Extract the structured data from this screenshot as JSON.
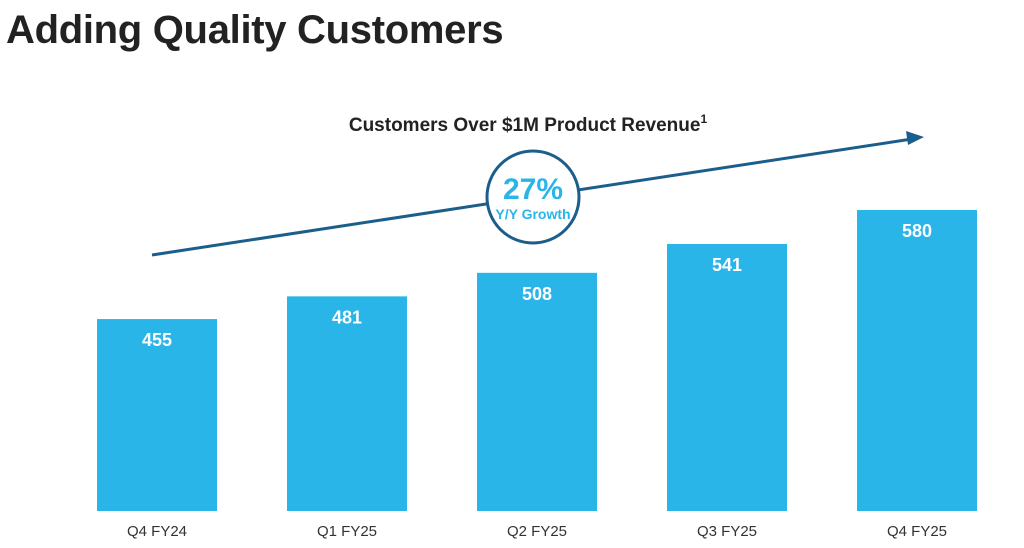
{
  "page": {
    "title": "Adding Quality Customers"
  },
  "colors": {
    "bar": "#29b5e8",
    "trend": "#1b5e8c",
    "title_text": "#222222",
    "accent_text": "#29b5e8"
  },
  "annotation": {
    "growth_value": "27%",
    "growth_label": "Y/Y Growth"
  },
  "chart_data": {
    "type": "bar",
    "title": "Customers Over $1M Product Revenue",
    "title_superscript": "1",
    "categories": [
      "Q4 FY24",
      "Q1 FY25",
      "Q2 FY25",
      "Q3 FY25",
      "Q4 FY25"
    ],
    "values": [
      455,
      481,
      508,
      541,
      580
    ],
    "data_labels": [
      "455",
      "481",
      "508",
      "541",
      "580"
    ],
    "xlabel": "",
    "ylabel": "",
    "ylim": [
      235,
      580
    ],
    "grid": false,
    "legend": "none",
    "annotations": [
      "27% Y/Y Growth",
      "upward trend arrow"
    ]
  }
}
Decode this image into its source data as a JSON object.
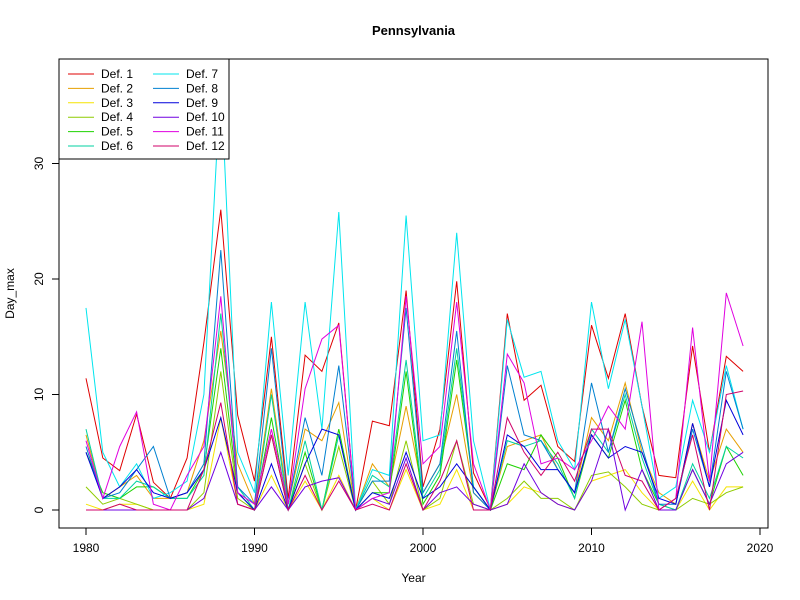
{
  "chart_data": {
    "type": "line",
    "title": "Pennsylvania",
    "xlabel": "Year",
    "ylabel": "Day_max",
    "xlim": [
      1980,
      2020
    ],
    "ylim": [
      0,
      38
    ],
    "xticks": [
      1980,
      1990,
      2000,
      2010,
      2020
    ],
    "yticks": [
      0,
      10,
      20,
      30
    ],
    "grid": false,
    "legend_position": "top-left",
    "x": [
      1980,
      1981,
      1982,
      1983,
      1984,
      1985,
      1986,
      1987,
      1988,
      1989,
      1990,
      1991,
      1992,
      1993,
      1994,
      1995,
      1996,
      1997,
      1998,
      1999,
      2000,
      2001,
      2002,
      2003,
      2004,
      2005,
      2006,
      2007,
      2008,
      2009,
      2010,
      2011,
      2012,
      2013,
      2014,
      2015,
      2016,
      2017,
      2018,
      2019
    ],
    "series": [
      {
        "name": "Def. 1",
        "color": "#DF0000",
        "values": [
          11.4,
          4.5,
          3.4,
          8.3,
          2.4,
          1.0,
          4.5,
          14.5,
          26.0,
          8.2,
          2.5,
          15.0,
          1.0,
          13.4,
          12.0,
          16.2,
          0.0,
          7.7,
          7.3,
          19.0,
          2.0,
          7.0,
          19.8,
          3.2,
          0.1,
          17.0,
          9.5,
          10.8,
          5.5,
          4.2,
          16.0,
          11.4,
          17.0,
          9.0,
          3.0,
          2.8,
          14.2,
          5.0,
          13.3,
          12.0
        ]
      },
      {
        "name": "Def. 2",
        "color": "#E69F00",
        "values": [
          6.5,
          1.0,
          2.0,
          3.0,
          1.0,
          1.0,
          1.5,
          6.0,
          15.5,
          4.0,
          0.5,
          10.5,
          0.5,
          7.0,
          6.0,
          9.3,
          0.0,
          4.0,
          2.0,
          9.0,
          1.5,
          4.0,
          10.0,
          1.5,
          0.0,
          5.5,
          6.0,
          6.5,
          3.5,
          1.5,
          8.0,
          6.0,
          11.0,
          5.0,
          1.5,
          0.5,
          7.5,
          2.5,
          7.0,
          5.0
        ]
      },
      {
        "name": "Def. 3",
        "color": "#F5E400",
        "values": [
          0.5,
          0.0,
          0.5,
          0.5,
          0.0,
          0.0,
          0.0,
          0.5,
          8.0,
          0.5,
          0.0,
          3.0,
          0.0,
          2.5,
          0.0,
          3.0,
          0.0,
          1.0,
          0.0,
          3.5,
          0.0,
          0.5,
          3.5,
          0.0,
          0.0,
          0.5,
          2.0,
          1.5,
          0.5,
          0.0,
          2.5,
          3.0,
          3.5,
          1.5,
          0.0,
          0.0,
          2.5,
          0.0,
          2.0,
          2.0
        ]
      },
      {
        "name": "Def. 4",
        "color": "#8ECC00",
        "values": [
          2.0,
          0.5,
          1.0,
          0.5,
          0.0,
          0.0,
          0.0,
          1.5,
          12.0,
          1.0,
          0.0,
          6.5,
          0.0,
          4.0,
          0.0,
          5.5,
          0.0,
          2.5,
          0.5,
          6.0,
          0.0,
          1.0,
          6.0,
          0.5,
          0.0,
          1.0,
          2.5,
          1.0,
          1.0,
          0.0,
          3.0,
          3.3,
          2.0,
          0.5,
          0.0,
          0.0,
          1.0,
          0.5,
          1.5,
          2.0
        ]
      },
      {
        "name": "Def. 5",
        "color": "#1ED200",
        "values": [
          5.0,
          1.5,
          1.0,
          2.0,
          2.0,
          1.0,
          1.0,
          3.5,
          14.0,
          1.5,
          0.0,
          8.0,
          0.0,
          5.0,
          0.0,
          7.0,
          0.0,
          1.5,
          1.5,
          12.0,
          0.5,
          3.0,
          13.0,
          2.0,
          0.0,
          4.0,
          3.5,
          6.5,
          4.5,
          1.0,
          6.5,
          4.5,
          9.5,
          3.5,
          0.5,
          0.0,
          3.5,
          0.5,
          5.5,
          3.0
        ]
      },
      {
        "name": "Def. 6",
        "color": "#00D2A0",
        "values": [
          7.0,
          1.0,
          1.0,
          2.5,
          2.0,
          1.0,
          1.0,
          3.0,
          17.0,
          2.0,
          0.0,
          10.0,
          0.0,
          6.0,
          0.0,
          6.5,
          0.0,
          3.0,
          2.0,
          13.0,
          1.0,
          3.5,
          14.0,
          2.0,
          0.0,
          6.0,
          5.5,
          6.0,
          4.0,
          1.0,
          7.0,
          5.0,
          10.0,
          4.5,
          0.5,
          0.0,
          4.0,
          1.0,
          5.5,
          4.5
        ]
      },
      {
        "name": "Def. 7",
        "color": "#00E5EE",
        "values": [
          17.5,
          5.0,
          2.0,
          4.0,
          1.0,
          1.5,
          2.5,
          10.0,
          37.5,
          5.0,
          1.5,
          18.0,
          3.0,
          18.0,
          7.0,
          25.8,
          0.0,
          3.5,
          3.0,
          25.5,
          6.0,
          6.5,
          24.0,
          6.0,
          0.0,
          16.5,
          11.5,
          12.0,
          6.0,
          3.5,
          18.0,
          10.5,
          16.5,
          9.0,
          1.0,
          2.0,
          9.5,
          5.0,
          12.5,
          7.0
        ]
      },
      {
        "name": "Def. 8",
        "color": "#0080D0",
        "values": [
          5.5,
          1.0,
          1.5,
          3.5,
          5.5,
          1.0,
          1.5,
          4.0,
          22.5,
          2.0,
          0.5,
          14.0,
          0.5,
          8.0,
          3.0,
          12.5,
          0.0,
          2.5,
          2.5,
          17.5,
          1.5,
          4.0,
          15.5,
          1.5,
          0.0,
          12.5,
          6.5,
          6.0,
          3.5,
          1.5,
          11.0,
          5.0,
          10.5,
          5.5,
          0.5,
          0.5,
          7.0,
          2.0,
          12.0,
          7.0
        ]
      },
      {
        "name": "Def. 9",
        "color": "#0000DC",
        "values": [
          5.0,
          1.0,
          2.0,
          3.5,
          1.5,
          1.0,
          1.5,
          3.5,
          8.0,
          1.5,
          0.0,
          4.0,
          0.0,
          4.0,
          7.0,
          6.5,
          0.0,
          1.5,
          1.0,
          5.0,
          1.0,
          2.0,
          4.0,
          2.0,
          0.0,
          6.5,
          5.5,
          3.5,
          3.5,
          1.5,
          6.5,
          4.5,
          5.5,
          5.0,
          1.0,
          0.5,
          7.5,
          2.0,
          9.5,
          6.5
        ]
      },
      {
        "name": "Def. 10",
        "color": "#7000E0",
        "values": [
          0.0,
          0.0,
          0.0,
          0.0,
          0.0,
          0.0,
          0.0,
          1.0,
          5.0,
          0.5,
          0.0,
          2.0,
          0.0,
          2.0,
          2.5,
          2.8,
          0.0,
          1.0,
          0.5,
          4.5,
          0.0,
          1.5,
          2.0,
          0.5,
          0.0,
          0.5,
          4.0,
          1.5,
          0.5,
          0.0,
          2.5,
          7.0,
          0.0,
          3.5,
          0.0,
          0.0,
          3.5,
          0.5,
          4.0,
          5.0
        ]
      },
      {
        "name": "Def. 11",
        "color": "#E000E0",
        "values": [
          6.0,
          1.0,
          5.5,
          8.5,
          0.5,
          0.0,
          3.0,
          5.5,
          18.5,
          1.5,
          0.5,
          7.0,
          0.5,
          10.5,
          14.8,
          16.0,
          0.0,
          1.0,
          1.5,
          18.5,
          4.0,
          5.5,
          18.0,
          4.0,
          0.0,
          13.5,
          11.0,
          4.0,
          4.5,
          3.5,
          6.0,
          9.0,
          7.0,
          16.3,
          0.0,
          1.0,
          15.8,
          2.5,
          18.8,
          14.2
        ]
      },
      {
        "name": "Def. 12",
        "color": "#D0006A",
        "values": [
          0.0,
          0.0,
          0.5,
          0.0,
          0.0,
          0.0,
          0.0,
          3.5,
          9.3,
          0.5,
          0.0,
          6.5,
          0.0,
          3.0,
          0.0,
          2.5,
          0.0,
          0.5,
          0.0,
          4.0,
          0.0,
          2.5,
          6.0,
          0.0,
          0.0,
          8.0,
          5.0,
          3.0,
          5.0,
          2.5,
          7.0,
          7.0,
          3.0,
          2.5,
          0.0,
          1.0,
          6.5,
          0.0,
          10.0,
          10.3
        ]
      }
    ]
  }
}
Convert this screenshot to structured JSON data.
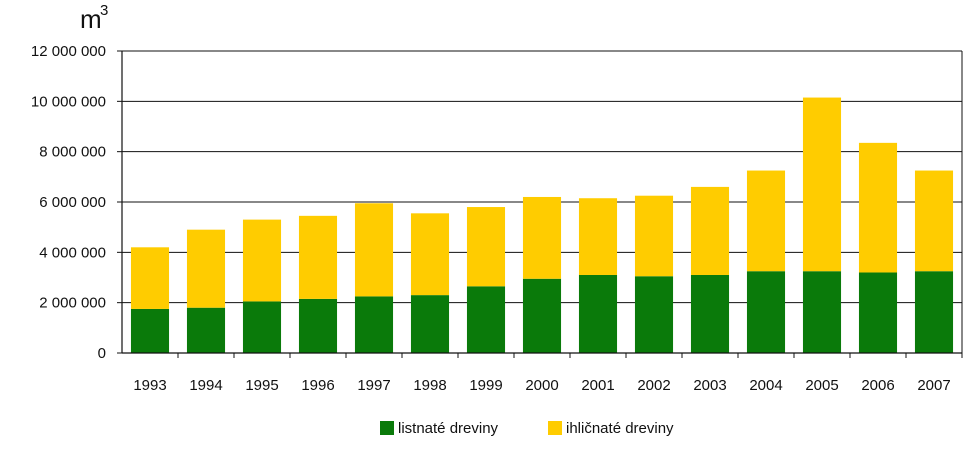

#####

> _EXERCISE DIRECTIONS_: Of all the lines in the data above, state how many include "screenshot". Say only the number.

> _EXERCISE RESULT_: 2